Brief. Copy out all lines with the word "title" in them.

Information shown.
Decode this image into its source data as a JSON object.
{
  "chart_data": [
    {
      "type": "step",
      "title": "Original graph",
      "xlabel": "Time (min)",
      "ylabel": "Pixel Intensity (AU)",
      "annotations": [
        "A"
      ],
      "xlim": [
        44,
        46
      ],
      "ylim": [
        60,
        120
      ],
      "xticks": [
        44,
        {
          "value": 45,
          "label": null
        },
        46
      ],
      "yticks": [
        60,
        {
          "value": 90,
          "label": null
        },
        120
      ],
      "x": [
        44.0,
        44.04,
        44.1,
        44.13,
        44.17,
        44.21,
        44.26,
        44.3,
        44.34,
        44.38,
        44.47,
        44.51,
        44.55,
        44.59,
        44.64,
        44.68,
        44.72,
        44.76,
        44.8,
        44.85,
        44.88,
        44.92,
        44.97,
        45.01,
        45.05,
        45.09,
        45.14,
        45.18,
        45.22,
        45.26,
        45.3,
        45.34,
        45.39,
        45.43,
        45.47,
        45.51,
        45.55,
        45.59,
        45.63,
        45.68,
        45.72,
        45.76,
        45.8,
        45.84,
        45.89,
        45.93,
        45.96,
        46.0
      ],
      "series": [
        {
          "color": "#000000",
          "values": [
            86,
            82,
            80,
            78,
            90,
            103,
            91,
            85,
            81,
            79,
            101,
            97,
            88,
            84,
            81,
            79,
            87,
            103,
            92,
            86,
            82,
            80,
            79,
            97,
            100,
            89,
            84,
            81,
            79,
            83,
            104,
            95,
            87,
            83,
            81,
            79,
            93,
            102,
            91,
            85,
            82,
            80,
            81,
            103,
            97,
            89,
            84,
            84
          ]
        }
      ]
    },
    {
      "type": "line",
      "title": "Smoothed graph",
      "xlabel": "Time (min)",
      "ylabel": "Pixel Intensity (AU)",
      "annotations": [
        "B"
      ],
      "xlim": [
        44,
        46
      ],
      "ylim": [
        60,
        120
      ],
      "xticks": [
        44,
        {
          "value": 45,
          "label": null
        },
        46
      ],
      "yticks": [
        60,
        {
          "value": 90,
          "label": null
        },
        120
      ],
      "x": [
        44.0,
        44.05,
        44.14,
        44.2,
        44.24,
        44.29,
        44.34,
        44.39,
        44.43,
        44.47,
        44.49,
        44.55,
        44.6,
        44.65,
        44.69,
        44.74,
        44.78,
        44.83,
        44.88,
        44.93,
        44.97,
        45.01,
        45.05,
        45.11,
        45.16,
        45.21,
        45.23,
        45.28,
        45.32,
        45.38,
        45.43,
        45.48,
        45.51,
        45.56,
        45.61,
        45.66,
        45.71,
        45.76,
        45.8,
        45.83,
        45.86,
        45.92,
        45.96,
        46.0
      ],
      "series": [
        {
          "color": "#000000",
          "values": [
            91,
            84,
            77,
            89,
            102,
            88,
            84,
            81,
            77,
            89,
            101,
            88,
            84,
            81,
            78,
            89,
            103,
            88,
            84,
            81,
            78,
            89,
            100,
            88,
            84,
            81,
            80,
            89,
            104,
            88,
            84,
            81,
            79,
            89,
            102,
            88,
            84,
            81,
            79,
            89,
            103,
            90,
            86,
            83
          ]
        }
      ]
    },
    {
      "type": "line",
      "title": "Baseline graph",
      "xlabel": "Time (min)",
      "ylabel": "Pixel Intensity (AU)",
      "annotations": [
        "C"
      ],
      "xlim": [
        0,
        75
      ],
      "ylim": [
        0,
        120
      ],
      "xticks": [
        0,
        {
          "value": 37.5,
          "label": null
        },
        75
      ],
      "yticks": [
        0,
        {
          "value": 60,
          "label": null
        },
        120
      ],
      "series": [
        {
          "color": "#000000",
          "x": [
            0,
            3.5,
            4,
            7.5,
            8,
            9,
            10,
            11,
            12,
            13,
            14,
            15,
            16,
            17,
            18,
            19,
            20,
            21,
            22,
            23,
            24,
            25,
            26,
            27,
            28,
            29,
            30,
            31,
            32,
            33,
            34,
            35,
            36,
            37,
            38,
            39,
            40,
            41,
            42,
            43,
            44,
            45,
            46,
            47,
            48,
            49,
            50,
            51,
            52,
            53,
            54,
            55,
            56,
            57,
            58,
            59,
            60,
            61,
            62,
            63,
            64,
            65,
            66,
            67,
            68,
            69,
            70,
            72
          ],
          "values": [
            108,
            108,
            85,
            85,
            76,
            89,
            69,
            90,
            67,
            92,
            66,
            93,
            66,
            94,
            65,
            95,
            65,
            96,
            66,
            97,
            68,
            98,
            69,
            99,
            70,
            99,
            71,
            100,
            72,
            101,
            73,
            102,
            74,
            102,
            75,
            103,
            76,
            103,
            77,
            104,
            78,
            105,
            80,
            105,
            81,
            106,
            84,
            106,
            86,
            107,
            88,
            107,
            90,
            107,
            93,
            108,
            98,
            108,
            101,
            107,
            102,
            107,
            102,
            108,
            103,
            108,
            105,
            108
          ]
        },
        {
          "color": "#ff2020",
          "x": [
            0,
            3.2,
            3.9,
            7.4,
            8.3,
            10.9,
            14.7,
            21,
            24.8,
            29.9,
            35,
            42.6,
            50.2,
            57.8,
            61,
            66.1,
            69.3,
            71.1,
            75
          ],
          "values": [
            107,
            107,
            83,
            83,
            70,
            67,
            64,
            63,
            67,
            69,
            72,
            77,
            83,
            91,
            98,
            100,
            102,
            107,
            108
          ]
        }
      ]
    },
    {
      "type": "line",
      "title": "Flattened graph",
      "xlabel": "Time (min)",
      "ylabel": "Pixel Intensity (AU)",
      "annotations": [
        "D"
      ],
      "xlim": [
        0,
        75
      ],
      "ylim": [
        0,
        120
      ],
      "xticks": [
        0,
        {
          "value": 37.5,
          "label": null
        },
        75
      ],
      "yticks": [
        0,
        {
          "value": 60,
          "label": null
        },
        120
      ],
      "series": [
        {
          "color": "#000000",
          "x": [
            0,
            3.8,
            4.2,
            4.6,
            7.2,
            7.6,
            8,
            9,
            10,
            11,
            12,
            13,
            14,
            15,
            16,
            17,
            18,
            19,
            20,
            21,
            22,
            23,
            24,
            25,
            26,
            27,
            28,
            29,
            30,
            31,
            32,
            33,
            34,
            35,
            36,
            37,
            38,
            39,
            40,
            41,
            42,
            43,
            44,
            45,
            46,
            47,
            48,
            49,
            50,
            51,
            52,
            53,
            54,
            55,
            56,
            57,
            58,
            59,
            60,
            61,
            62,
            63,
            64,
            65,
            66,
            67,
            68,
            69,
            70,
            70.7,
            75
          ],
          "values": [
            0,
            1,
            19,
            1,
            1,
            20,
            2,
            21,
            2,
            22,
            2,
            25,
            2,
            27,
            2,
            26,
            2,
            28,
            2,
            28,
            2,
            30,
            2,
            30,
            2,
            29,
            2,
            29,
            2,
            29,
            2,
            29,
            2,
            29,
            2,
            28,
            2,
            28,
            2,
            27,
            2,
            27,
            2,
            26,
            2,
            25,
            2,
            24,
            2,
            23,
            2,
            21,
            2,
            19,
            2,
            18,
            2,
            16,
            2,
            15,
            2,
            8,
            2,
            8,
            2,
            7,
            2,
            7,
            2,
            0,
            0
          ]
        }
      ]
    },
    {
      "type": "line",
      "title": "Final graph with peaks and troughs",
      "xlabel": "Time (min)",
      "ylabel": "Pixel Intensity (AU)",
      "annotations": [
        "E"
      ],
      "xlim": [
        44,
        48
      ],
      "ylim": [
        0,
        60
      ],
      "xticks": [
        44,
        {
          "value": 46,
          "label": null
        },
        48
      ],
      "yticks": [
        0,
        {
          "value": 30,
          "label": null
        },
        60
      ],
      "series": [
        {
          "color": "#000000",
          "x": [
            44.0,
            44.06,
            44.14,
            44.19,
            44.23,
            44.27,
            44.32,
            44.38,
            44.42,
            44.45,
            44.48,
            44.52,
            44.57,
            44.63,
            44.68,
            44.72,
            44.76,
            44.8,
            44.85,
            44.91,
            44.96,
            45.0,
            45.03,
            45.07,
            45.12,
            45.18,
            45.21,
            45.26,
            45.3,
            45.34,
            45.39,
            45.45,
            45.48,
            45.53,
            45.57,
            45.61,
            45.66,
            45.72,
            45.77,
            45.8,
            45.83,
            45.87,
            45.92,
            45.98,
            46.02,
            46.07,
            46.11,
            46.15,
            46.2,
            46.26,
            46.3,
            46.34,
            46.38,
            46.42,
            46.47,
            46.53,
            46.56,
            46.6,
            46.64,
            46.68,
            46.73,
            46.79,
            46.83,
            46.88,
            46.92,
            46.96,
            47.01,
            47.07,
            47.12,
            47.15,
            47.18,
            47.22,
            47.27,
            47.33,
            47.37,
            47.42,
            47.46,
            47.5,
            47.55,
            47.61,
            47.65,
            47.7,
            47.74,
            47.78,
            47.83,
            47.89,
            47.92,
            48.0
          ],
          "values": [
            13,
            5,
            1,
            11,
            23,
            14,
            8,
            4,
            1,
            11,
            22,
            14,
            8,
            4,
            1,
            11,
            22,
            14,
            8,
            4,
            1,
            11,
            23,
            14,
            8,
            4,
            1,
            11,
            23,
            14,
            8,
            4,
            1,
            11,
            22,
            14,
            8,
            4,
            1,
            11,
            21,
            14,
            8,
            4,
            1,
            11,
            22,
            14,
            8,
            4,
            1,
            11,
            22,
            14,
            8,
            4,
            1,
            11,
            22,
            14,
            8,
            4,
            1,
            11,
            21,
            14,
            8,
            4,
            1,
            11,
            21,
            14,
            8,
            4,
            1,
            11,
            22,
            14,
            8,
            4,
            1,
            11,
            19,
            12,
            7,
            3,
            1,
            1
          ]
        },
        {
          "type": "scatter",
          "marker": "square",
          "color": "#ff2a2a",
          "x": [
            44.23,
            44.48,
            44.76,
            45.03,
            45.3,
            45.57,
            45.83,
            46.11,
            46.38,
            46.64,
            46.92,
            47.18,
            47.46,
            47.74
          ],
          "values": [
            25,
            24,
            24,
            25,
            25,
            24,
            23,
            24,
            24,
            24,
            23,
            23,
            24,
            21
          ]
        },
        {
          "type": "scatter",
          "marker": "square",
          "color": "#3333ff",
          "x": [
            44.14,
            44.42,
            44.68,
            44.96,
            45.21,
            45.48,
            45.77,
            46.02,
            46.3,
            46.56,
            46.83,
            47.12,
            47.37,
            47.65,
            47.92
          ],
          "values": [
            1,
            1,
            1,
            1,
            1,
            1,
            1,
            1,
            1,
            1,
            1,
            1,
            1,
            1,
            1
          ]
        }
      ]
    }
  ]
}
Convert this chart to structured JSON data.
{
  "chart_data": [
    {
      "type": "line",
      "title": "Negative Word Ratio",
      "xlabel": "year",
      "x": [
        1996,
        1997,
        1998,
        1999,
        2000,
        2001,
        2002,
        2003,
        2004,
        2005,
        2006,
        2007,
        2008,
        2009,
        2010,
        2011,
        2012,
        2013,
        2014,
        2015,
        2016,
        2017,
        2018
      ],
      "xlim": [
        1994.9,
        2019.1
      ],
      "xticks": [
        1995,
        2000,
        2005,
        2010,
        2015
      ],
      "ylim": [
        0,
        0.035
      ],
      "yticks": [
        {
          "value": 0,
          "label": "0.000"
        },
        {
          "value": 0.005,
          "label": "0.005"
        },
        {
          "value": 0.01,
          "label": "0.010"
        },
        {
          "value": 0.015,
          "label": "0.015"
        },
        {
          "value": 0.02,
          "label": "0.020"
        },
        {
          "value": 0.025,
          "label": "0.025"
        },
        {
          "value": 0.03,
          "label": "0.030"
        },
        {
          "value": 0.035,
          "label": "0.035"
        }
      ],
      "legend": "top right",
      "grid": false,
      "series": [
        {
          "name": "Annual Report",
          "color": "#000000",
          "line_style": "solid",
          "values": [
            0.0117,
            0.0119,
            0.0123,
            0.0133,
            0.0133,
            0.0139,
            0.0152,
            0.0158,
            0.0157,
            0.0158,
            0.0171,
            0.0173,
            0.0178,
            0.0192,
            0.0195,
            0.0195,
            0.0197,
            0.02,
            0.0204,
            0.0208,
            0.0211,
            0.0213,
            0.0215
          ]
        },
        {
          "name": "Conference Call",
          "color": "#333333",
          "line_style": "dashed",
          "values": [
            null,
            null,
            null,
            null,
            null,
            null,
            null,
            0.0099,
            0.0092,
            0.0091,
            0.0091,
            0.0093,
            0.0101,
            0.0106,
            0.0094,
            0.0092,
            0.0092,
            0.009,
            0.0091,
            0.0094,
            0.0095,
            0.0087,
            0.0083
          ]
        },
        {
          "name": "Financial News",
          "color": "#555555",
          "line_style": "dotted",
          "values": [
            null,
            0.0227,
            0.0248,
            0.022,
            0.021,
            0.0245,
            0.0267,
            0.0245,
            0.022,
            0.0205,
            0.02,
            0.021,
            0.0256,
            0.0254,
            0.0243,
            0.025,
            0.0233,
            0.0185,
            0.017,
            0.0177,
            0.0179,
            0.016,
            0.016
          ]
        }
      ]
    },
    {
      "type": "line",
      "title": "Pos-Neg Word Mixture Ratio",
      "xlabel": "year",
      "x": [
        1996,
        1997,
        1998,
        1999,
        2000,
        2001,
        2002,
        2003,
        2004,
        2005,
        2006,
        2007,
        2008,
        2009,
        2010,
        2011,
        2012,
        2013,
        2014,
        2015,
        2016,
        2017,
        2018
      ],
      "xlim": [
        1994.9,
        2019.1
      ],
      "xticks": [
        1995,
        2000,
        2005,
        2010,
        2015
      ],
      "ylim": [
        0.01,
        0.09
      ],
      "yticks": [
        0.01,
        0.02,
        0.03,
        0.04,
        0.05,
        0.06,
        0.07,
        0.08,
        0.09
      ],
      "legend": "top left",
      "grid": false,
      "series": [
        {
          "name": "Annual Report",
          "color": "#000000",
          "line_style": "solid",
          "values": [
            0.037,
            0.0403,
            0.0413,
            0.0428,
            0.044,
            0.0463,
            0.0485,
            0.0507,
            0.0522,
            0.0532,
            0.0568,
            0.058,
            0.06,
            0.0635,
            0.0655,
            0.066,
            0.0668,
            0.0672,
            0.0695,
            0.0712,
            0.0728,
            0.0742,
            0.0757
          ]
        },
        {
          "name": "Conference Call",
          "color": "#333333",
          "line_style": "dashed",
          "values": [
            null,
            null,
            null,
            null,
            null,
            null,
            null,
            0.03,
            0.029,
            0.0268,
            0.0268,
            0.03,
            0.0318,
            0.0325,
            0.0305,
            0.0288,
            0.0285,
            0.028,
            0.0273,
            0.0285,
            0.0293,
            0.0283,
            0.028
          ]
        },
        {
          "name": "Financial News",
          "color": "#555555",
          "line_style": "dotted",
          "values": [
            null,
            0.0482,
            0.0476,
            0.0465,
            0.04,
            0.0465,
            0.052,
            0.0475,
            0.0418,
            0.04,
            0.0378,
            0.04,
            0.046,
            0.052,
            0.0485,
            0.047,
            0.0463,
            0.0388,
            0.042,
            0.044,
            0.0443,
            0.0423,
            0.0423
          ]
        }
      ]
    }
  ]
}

Solution to the problem.
      "title": "Original graph",
      "title": "Smoothed graph",
      "title": "Baseline graph",
      "title": "Flattened graph",
      "title": "Final graph with peaks and troughs",
      "title": "Negative Word Ratio",
      "title": "Pos-Neg Word Mixture Ratio",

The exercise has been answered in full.